- **Problem**
Write out each record below exactly as it appears, with no pictures.

======

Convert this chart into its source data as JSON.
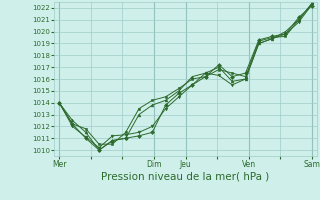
{
  "bg_color": "#cff0ea",
  "grid_color": "#a0ccc8",
  "line_color": "#2d6a2d",
  "marker_color": "#2d6a2d",
  "xlabel": "Pression niveau de la mer( hPa )",
  "xlabel_fontsize": 7.5,
  "ylim": [
    1009.5,
    1022.5
  ],
  "yticks": [
    1010,
    1011,
    1012,
    1013,
    1014,
    1015,
    1016,
    1017,
    1018,
    1019,
    1020,
    1021,
    1022
  ],
  "xtick_labels": [
    "Mer",
    "",
    "",
    "Dim",
    "Jeu",
    "",
    "Ven",
    "",
    "Sam"
  ],
  "xtick_positions": [
    0,
    1,
    2,
    3,
    4,
    5,
    6,
    7,
    8
  ],
  "vline_positions": [
    0,
    3,
    4,
    6,
    8
  ],
  "series": [
    [
      1014.0,
      1012.2,
      1011.0,
      1010.0,
      1010.8,
      1011.0,
      1011.2,
      1011.5,
      1013.8,
      1014.8,
      1015.5,
      1016.2,
      1017.2,
      1016.2,
      1016.5,
      1019.3,
      1019.6,
      1019.8,
      1021.2,
      1022.2
    ],
    [
      1014.0,
      1012.0,
      1011.1,
      1010.2,
      1011.2,
      1011.3,
      1011.5,
      1012.0,
      1013.5,
      1014.5,
      1015.5,
      1016.5,
      1016.3,
      1015.5,
      1016.0,
      1019.0,
      1019.4,
      1019.8,
      1020.8,
      1022.3
    ],
    [
      1014.0,
      1012.5,
      1011.5,
      1010.0,
      1010.8,
      1011.0,
      1013.0,
      1013.8,
      1014.2,
      1015.0,
      1016.2,
      1016.5,
      1017.0,
      1015.8,
      1016.0,
      1019.0,
      1019.4,
      1020.0,
      1021.0,
      1022.4
    ],
    [
      1014.0,
      1012.2,
      1011.8,
      1010.5,
      1010.5,
      1011.5,
      1013.5,
      1014.2,
      1014.5,
      1015.2,
      1016.0,
      1016.2,
      1016.8,
      1016.5,
      1016.2,
      1019.2,
      1019.5,
      1019.6,
      1021.0,
      1022.4
    ]
  ],
  "n_points": 20,
  "x_total": 8.0,
  "figsize": [
    3.2,
    2.0
  ],
  "dpi": 100
}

======

- **Exercise output**
Convert this chart into its source data as JSON.
{
  "bg_color": "#cff0ea",
  "grid_color": "#a0ccc8",
  "line_color": "#2d6a2d",
  "marker_color": "#2d6a2d",
  "xlabel": "Pression niveau de la mer( hPa )",
  "xlabel_fontsize": 7.5,
  "ylim": [
    1009.5,
    1022.5
  ],
  "yticks": [
    1010,
    1011,
    1012,
    1013,
    1014,
    1015,
    1016,
    1017,
    1018,
    1019,
    1020,
    1021,
    1022
  ],
  "xtick_labels": [
    "Mer",
    "",
    "",
    "Dim",
    "Jeu",
    "",
    "Ven",
    "",
    "Sam"
  ],
  "xtick_positions": [
    0,
    1,
    2,
    3,
    4,
    5,
    6,
    7,
    8
  ],
  "vline_positions": [
    0,
    3,
    4,
    6,
    8
  ],
  "series": [
    [
      1014.0,
      1012.2,
      1011.0,
      1010.0,
      1010.8,
      1011.0,
      1011.2,
      1011.5,
      1013.8,
      1014.8,
      1015.5,
      1016.2,
      1017.2,
      1016.2,
      1016.5,
      1019.3,
      1019.6,
      1019.8,
      1021.2,
      1022.2
    ],
    [
      1014.0,
      1012.0,
      1011.1,
      1010.2,
      1011.2,
      1011.3,
      1011.5,
      1012.0,
      1013.5,
      1014.5,
      1015.5,
      1016.5,
      1016.3,
      1015.5,
      1016.0,
      1019.0,
      1019.4,
      1019.8,
      1020.8,
      1022.3
    ],
    [
      1014.0,
      1012.5,
      1011.5,
      1010.0,
      1010.8,
      1011.0,
      1013.0,
      1013.8,
      1014.2,
      1015.0,
      1016.2,
      1016.5,
      1017.0,
      1015.8,
      1016.0,
      1019.0,
      1019.4,
      1020.0,
      1021.0,
      1022.4
    ],
    [
      1014.0,
      1012.2,
      1011.8,
      1010.5,
      1010.5,
      1011.5,
      1013.5,
      1014.2,
      1014.5,
      1015.2,
      1016.0,
      1016.2,
      1016.8,
      1016.5,
      1016.2,
      1019.2,
      1019.5,
      1019.6,
      1021.0,
      1022.4
    ]
  ],
  "n_points": 20,
  "x_total": 8.0,
  "figsize": [
    3.2,
    2.0
  ],
  "dpi": 100
}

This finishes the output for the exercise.